Continuous variables are described as mean ± SD, and categorical variables are described as frequency and percentage. Incidences of CIN, and in-hospital death or MACEs were compared among risk categories, as previously described for each of the risk scores, using the chi-square tests. Score performances were evaluated based on discrimination and calibration. Discrimination, a measure of how well the model can separate cases from controls, was evaluated with receiver operating characteristic curves and expressed by the c-statistic. Differences in discrimination power between the 6 scores were compared using the MedCalc statistical software (MedCalc Software bvba, version 12.7.10, Ostend, Belgium). Calibration is a measure of how well predicted probabilities fit actual risks. The most widely used method for this analysis is the Hosmer–Lemeshow test. The cumulative mortality hazard and incidence of MACEs during follow-up was analyzed using the Kaplan–Meier method, and statistical assessment was performed using the log-rank test. SPSS software, version 16.0 (SPSS Inc, Chicago, Illinois) was used for all analyses. All statistical tests were 2-tailed, and statistical significance was accepted at p <0.05.
Results
A total of 422 consecutive patients (age: 62.48 ± 12.45 years) with STEMI were included in the present study. Baseline characteristics, medications, procedural variables, and the mean of all risk scores are presented in Table 2 . Of the entire cohort, 15.2% patients were women, 49.3% had hypertension, 22% had diabetes mellitus, and 35.1% had anemia. Complete follow-up was achieved in 91.6% of patients (35 patients were lost to follow-up). The overall incidence of CIN was 7.3% for CIN-narrow and 23.2% for CIN-broad. All-cause mortality was 4.0% in-hospital and 5.4% at 3 years, whereas the incidence of MACEs was 17.8% in-hospital and 23.7% at 3 years. When allocating patients to stratified risk groups (low, moderate, and high) according to the 6 risk scores, a significant positive correlation was observed between all in-hospital outcomes (CIN-narrow, in-hospital all-cause mortality, and MACEs) and increasing risk score; however, this relation did not hold true for CIN-broad ( Figure 1 ).

What you should do: According to the statistical methods text, which method was used to analyze the cumulative mortality hazard and incidence of MACEs during follow-up? Answer using only the text above.

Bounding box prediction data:
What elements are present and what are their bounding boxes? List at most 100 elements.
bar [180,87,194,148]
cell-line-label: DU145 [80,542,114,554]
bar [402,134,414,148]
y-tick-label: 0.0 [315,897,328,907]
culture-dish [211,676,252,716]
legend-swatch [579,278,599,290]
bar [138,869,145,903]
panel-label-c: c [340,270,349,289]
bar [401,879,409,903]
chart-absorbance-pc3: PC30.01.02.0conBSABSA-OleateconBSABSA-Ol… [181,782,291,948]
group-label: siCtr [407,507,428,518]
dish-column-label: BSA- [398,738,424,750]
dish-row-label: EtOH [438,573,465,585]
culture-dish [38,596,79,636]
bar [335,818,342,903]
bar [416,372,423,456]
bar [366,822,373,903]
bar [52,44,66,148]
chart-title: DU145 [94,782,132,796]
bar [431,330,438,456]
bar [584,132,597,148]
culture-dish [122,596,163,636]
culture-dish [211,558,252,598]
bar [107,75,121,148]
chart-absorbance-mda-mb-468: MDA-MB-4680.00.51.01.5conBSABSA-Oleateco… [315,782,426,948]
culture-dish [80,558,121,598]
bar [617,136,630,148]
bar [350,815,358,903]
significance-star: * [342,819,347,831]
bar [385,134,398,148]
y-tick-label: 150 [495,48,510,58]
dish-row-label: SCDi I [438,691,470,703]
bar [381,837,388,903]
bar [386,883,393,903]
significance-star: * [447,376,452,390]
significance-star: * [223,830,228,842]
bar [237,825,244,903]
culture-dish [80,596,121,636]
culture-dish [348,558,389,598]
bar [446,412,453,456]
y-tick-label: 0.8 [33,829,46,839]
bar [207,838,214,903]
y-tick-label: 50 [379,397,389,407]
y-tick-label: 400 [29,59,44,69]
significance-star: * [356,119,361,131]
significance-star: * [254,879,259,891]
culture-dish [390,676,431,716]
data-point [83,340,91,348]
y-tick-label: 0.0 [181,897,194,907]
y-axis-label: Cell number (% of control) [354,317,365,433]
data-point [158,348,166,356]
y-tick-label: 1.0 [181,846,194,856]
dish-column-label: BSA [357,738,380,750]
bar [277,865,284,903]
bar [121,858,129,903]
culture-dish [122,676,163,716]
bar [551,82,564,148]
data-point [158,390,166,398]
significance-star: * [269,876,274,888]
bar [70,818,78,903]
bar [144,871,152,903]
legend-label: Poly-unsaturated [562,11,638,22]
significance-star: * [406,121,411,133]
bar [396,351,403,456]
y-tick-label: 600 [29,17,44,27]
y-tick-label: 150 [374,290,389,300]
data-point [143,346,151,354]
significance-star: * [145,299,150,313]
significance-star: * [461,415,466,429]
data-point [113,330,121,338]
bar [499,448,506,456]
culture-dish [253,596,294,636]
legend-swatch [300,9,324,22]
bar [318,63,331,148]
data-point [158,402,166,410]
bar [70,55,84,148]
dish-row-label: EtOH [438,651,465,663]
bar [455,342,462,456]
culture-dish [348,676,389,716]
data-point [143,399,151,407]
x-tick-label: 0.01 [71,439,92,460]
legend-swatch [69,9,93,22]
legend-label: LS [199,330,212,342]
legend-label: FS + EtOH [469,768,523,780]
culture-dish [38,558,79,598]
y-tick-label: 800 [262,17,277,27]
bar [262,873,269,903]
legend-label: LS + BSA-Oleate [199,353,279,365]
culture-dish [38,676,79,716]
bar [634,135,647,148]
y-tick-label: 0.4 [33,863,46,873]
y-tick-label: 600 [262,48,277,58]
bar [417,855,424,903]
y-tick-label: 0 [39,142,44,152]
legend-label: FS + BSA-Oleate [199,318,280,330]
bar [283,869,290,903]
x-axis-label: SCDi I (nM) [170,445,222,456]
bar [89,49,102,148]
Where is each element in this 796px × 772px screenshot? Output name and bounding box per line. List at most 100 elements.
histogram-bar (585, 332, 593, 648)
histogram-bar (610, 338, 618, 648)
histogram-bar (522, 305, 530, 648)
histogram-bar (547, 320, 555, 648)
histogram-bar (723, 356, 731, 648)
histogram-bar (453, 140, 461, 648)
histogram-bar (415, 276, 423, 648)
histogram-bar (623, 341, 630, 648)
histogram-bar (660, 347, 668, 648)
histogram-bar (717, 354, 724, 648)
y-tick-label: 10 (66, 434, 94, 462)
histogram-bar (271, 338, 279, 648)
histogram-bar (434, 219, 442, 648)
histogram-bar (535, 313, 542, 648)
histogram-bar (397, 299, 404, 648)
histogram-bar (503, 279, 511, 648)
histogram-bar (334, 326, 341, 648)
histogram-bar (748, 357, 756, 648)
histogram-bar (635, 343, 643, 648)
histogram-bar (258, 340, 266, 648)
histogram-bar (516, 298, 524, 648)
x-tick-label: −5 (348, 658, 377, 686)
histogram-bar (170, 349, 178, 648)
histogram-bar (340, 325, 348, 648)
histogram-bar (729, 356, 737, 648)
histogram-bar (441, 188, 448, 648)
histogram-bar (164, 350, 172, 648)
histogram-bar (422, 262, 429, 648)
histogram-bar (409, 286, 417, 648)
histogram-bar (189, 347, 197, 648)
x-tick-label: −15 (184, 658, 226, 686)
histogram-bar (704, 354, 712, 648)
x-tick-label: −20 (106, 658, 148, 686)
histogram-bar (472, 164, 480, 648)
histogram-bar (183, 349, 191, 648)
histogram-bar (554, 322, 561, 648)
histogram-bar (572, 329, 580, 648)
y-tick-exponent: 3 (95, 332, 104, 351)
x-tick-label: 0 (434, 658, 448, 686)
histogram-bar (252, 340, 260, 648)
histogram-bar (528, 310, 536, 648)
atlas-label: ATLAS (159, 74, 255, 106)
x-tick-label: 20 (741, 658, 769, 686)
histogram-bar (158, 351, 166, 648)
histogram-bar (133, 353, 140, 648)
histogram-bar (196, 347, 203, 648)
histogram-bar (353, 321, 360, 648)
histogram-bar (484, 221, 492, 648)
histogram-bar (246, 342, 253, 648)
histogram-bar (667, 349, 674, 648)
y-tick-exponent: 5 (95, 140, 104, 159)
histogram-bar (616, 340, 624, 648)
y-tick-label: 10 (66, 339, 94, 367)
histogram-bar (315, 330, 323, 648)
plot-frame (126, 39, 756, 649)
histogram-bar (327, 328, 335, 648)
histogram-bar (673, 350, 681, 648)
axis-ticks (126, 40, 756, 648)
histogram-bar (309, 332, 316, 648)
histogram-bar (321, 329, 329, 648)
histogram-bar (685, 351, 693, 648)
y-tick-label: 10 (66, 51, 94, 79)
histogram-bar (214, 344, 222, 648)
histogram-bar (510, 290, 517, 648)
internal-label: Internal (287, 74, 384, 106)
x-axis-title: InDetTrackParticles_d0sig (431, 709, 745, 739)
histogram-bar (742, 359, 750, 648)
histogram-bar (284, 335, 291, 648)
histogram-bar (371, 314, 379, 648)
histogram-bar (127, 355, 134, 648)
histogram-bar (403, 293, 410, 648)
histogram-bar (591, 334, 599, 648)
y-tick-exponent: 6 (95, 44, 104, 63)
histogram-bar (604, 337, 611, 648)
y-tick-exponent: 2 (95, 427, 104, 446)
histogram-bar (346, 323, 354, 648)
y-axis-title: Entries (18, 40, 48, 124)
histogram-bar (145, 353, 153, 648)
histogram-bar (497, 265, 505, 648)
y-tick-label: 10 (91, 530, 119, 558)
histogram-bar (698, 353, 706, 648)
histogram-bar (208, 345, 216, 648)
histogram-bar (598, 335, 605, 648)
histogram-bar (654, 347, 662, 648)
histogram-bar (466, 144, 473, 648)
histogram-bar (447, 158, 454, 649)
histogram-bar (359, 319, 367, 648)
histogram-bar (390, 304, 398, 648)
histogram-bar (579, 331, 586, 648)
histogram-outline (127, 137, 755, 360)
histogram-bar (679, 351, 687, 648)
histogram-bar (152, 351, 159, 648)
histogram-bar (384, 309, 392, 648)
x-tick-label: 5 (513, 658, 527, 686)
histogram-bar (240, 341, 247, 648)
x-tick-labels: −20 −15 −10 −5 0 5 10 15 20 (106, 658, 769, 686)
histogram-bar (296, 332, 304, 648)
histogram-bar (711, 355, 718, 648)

Answer to the exercise: The Kaplan–Meier method, with statistical assessment by the log-rank test.